EXERCISE BRIEF =>
Copy every line that contains the string "JSON" from the entries below.

(Data records)
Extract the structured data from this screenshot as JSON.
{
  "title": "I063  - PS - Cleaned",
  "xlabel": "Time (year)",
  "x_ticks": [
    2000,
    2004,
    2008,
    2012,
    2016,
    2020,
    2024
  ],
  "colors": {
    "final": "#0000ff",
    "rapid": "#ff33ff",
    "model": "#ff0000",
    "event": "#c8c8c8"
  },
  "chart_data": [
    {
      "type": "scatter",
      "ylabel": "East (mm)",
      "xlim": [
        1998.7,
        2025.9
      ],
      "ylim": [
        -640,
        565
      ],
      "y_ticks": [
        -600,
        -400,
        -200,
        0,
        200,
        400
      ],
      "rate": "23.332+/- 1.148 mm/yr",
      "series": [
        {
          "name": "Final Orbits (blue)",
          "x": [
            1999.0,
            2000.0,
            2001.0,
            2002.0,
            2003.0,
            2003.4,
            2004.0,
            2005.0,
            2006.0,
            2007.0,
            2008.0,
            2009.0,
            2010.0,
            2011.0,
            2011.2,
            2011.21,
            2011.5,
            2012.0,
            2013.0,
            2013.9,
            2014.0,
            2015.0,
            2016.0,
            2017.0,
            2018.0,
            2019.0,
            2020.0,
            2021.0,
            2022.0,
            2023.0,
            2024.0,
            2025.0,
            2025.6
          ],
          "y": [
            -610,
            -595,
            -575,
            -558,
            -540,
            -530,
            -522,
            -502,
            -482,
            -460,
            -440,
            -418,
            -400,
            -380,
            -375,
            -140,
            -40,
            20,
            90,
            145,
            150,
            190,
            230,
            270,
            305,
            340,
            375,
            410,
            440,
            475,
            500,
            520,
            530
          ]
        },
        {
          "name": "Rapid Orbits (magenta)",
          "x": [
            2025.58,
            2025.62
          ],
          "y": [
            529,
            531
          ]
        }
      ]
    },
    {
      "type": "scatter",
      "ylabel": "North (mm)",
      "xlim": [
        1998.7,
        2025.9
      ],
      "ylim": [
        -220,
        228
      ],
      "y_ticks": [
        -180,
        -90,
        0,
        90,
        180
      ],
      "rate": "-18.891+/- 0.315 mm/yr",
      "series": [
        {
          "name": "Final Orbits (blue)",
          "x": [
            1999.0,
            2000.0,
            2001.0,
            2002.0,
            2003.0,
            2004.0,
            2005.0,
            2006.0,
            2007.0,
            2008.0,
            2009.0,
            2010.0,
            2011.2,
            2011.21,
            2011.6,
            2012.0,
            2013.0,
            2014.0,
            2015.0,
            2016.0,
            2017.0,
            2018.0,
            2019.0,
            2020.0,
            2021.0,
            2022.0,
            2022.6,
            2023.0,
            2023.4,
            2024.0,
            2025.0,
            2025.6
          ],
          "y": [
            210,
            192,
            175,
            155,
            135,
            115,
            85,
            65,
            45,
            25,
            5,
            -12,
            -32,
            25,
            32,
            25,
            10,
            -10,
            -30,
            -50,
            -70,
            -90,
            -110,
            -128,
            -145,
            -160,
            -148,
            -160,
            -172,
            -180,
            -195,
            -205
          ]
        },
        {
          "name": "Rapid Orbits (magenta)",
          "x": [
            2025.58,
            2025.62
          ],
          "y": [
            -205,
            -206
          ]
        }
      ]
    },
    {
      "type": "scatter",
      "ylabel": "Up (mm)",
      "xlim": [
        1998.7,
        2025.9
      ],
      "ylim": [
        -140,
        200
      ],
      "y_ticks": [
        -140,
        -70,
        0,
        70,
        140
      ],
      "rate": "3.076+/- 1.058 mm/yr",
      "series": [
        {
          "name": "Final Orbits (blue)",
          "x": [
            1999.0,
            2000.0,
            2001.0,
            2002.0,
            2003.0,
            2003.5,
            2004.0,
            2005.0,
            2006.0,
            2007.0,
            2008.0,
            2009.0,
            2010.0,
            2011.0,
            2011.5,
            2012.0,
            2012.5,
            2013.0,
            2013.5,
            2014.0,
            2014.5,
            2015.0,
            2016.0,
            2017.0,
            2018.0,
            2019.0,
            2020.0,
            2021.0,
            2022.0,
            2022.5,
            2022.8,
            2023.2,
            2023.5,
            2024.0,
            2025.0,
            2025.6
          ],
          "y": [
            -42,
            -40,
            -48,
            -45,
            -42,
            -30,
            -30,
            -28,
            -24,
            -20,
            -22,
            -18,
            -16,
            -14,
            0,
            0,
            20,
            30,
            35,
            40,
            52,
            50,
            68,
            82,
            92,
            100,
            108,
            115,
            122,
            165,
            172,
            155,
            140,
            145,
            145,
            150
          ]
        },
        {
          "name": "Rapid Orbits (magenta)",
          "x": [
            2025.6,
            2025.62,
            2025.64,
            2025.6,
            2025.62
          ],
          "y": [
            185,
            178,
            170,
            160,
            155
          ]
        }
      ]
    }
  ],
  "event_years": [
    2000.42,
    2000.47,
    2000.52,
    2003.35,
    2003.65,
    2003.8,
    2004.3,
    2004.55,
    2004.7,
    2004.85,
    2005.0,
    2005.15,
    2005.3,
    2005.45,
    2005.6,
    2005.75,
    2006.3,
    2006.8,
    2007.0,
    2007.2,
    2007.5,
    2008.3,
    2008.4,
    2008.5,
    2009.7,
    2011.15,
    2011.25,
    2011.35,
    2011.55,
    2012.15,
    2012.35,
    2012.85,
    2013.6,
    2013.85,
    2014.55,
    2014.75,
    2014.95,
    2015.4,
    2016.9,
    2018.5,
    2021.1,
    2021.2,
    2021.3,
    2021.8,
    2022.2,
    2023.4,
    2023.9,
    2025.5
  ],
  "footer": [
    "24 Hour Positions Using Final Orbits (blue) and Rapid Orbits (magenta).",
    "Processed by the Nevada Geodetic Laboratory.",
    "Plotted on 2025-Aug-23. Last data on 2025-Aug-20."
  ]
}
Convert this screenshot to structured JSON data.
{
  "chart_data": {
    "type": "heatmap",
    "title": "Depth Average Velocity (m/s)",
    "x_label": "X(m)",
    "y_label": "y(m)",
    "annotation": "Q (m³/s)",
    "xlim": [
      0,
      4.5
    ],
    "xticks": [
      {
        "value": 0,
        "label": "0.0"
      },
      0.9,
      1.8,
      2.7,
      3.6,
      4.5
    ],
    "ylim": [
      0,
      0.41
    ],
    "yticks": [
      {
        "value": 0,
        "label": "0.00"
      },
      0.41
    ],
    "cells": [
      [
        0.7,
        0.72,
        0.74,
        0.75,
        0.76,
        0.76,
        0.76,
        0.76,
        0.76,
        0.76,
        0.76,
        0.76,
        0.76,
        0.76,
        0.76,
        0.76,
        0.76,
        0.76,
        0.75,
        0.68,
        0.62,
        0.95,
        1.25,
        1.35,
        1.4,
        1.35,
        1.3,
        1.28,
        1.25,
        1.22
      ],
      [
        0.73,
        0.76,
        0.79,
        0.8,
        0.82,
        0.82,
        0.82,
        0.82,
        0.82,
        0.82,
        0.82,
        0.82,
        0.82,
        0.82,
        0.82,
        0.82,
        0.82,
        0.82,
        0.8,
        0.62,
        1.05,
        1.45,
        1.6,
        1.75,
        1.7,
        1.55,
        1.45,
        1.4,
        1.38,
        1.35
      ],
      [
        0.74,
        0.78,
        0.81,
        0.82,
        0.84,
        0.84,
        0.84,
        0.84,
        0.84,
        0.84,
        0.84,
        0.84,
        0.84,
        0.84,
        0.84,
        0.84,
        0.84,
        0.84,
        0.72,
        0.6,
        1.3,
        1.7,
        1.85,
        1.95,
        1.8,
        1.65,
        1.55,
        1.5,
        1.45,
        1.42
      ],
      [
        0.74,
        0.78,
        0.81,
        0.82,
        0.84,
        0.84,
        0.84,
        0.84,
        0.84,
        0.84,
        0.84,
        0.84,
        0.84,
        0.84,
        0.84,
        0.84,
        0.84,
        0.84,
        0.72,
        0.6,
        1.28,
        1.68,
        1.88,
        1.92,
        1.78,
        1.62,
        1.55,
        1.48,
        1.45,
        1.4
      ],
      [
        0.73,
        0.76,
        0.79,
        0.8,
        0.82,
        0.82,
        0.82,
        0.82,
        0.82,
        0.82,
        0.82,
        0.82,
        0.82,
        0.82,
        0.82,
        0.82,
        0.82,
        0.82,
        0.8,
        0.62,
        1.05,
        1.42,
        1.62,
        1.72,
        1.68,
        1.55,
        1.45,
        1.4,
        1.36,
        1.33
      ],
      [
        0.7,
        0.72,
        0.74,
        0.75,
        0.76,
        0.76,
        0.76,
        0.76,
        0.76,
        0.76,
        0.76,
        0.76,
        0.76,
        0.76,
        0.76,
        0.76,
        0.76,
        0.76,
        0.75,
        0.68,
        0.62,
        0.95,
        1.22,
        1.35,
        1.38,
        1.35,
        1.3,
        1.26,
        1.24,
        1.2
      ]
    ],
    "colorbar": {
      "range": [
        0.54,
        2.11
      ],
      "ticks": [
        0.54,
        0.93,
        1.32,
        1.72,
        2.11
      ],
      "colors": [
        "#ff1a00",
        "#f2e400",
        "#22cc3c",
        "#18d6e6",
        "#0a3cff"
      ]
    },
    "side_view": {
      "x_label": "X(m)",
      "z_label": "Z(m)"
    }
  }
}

TASK OUTPUT =>
Extract the structured data from this screenshot as JSON.
Convert this screenshot to structured JSON data.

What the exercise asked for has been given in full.